*GIVEN TASK:*
Exactly as written, print each record in the listing.

-- start DATA PROVIDED --

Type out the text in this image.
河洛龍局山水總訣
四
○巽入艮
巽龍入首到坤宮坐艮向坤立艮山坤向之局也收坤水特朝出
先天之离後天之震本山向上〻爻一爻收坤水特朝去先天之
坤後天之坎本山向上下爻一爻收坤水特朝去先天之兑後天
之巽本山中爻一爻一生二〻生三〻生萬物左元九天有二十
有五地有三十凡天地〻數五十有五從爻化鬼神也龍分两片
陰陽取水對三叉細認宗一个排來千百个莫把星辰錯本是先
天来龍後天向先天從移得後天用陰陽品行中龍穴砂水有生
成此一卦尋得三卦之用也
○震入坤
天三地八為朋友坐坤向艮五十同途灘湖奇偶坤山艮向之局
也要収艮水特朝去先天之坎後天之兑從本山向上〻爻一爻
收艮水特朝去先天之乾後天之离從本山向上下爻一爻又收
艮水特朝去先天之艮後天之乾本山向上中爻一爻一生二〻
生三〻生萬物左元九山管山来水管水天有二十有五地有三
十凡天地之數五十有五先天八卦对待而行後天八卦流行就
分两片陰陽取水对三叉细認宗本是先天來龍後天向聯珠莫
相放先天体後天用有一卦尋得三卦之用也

-- end DATA PROVIDED --

*CORRECT RESULT:*
Type out the text in this image.
河洛龍局山水總訣
四
○巽入艮
巽龍入首到坤宮坐艮向坤立艮山坤向之局也收坤水特朝出
先天之离後天之震本山向上〻爻一爻收坤水特朝去先天之
坤後天之坎本山向上下爻一爻收坤水特朝去先天之兑後天
之巽本山中爻一爻一生二〻生三〻生萬物左元九天有二十
有五地有三十凡天地〻數五十有五從爻化鬼神也龍分两片
陰陽取水對三叉細認宗一个排來千百个莫把星辰錯本是先
天来龍後天向先天從移得後天用陰陽品行中龍穴砂水有生
成此一卦尋得三卦之用也
○震入坤
天三地八為朋友坐坤向艮五十同途灘湖奇偶坤山艮向之局
也要収艮水特朝去先天之坎後天之兑從本山向上〻爻一爻
收艮水特朝去先天之乾後天之离從本山向上下爻一爻又收
艮水特朝去先天之艮後天之乾本山向上中爻一爻一生二〻
生三〻生萬物左元九山管山来水管水天有二十有五地有三
十凡天地之數五十有五先天八卦对待而行後天八卦流行就
分两片陰陽取水对三叉细認宗本是先天來龍後天向聯珠莫
相放先天体後天用有一卦尋得三卦之用也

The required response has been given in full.